Set task => Locate the lines that hold the string "Packaging". Copy every such line.

Extracted data entries:
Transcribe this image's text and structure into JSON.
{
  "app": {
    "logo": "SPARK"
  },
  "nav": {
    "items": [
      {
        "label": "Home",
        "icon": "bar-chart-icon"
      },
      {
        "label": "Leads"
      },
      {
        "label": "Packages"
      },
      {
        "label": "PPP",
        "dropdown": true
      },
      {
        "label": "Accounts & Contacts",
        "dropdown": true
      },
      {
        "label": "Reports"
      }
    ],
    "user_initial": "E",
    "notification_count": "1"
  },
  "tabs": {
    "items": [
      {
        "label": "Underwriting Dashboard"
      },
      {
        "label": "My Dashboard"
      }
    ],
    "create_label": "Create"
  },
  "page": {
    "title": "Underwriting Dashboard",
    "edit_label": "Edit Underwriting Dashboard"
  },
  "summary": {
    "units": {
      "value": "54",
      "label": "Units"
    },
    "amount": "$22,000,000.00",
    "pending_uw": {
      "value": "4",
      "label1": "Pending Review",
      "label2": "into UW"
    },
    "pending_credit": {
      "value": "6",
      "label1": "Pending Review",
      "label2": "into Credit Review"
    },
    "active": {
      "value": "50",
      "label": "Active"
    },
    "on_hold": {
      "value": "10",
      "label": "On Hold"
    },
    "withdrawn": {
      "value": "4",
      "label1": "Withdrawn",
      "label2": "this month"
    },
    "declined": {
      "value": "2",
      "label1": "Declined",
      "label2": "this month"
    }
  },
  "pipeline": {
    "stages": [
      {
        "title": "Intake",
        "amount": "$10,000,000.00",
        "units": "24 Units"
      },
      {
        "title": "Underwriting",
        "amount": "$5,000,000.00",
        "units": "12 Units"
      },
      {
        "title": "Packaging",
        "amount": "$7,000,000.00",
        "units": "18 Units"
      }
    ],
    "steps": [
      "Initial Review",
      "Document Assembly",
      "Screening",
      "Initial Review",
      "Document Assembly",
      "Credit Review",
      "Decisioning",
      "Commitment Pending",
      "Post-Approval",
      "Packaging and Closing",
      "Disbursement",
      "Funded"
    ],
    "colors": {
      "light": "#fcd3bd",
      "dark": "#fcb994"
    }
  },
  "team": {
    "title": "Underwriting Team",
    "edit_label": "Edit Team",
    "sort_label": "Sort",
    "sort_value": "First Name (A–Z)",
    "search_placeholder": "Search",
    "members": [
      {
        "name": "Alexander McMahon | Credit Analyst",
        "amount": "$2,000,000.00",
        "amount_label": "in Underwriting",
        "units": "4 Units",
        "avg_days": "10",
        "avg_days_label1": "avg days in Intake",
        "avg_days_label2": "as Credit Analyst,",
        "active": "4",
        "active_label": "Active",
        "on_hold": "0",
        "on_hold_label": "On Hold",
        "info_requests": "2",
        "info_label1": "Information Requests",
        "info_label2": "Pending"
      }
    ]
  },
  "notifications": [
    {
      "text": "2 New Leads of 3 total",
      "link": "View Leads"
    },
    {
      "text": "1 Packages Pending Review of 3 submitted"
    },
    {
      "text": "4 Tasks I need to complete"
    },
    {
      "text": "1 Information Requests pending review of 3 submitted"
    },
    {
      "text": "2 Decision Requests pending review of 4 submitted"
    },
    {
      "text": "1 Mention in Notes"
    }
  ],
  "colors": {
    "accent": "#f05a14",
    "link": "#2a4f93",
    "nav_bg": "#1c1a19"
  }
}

Reply to the task =>
        "title": "Packaging",
      "Packaging and Closing",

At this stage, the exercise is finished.